§ Exercise directions:
Pick out every line that holds the string "Setting" and copy it.
__________________________________________________
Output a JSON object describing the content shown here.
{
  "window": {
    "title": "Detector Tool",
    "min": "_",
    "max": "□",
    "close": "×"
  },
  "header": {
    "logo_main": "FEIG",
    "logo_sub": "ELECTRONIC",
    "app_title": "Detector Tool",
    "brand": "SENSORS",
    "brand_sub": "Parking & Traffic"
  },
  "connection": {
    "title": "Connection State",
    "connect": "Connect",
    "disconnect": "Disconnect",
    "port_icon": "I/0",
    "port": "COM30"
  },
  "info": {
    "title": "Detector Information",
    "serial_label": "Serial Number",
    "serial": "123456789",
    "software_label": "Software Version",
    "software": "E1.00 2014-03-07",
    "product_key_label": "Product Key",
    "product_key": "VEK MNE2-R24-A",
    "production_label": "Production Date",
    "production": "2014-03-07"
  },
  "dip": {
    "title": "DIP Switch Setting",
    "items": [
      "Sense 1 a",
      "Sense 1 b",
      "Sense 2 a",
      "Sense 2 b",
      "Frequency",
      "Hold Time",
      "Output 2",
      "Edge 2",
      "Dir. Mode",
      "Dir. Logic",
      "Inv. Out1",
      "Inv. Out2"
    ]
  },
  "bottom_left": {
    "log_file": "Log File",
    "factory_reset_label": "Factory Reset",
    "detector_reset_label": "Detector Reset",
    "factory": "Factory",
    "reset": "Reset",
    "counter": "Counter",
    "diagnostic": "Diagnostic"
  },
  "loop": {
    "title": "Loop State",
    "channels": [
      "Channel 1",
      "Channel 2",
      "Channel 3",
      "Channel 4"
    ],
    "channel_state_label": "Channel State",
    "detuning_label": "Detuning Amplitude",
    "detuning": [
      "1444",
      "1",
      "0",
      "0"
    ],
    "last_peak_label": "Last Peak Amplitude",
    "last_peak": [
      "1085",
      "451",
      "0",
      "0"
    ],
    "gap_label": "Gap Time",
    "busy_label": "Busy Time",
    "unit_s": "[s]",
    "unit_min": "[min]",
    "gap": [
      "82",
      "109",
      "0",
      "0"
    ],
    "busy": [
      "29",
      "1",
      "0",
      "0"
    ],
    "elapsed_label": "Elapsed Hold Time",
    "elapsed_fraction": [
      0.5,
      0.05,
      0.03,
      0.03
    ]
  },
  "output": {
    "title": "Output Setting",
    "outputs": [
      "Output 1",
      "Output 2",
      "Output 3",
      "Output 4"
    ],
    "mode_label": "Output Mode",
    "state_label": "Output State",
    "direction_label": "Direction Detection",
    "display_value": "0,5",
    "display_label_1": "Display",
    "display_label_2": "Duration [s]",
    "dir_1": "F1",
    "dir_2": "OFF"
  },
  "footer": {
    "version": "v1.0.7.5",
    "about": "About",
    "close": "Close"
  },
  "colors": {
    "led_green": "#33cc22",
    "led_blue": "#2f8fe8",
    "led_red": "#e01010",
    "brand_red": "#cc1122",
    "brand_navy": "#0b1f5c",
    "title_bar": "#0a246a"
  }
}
__________________________________________________
§ Written answer:
    "title": "DIP Switch Setting",
    "title": "Output Setting",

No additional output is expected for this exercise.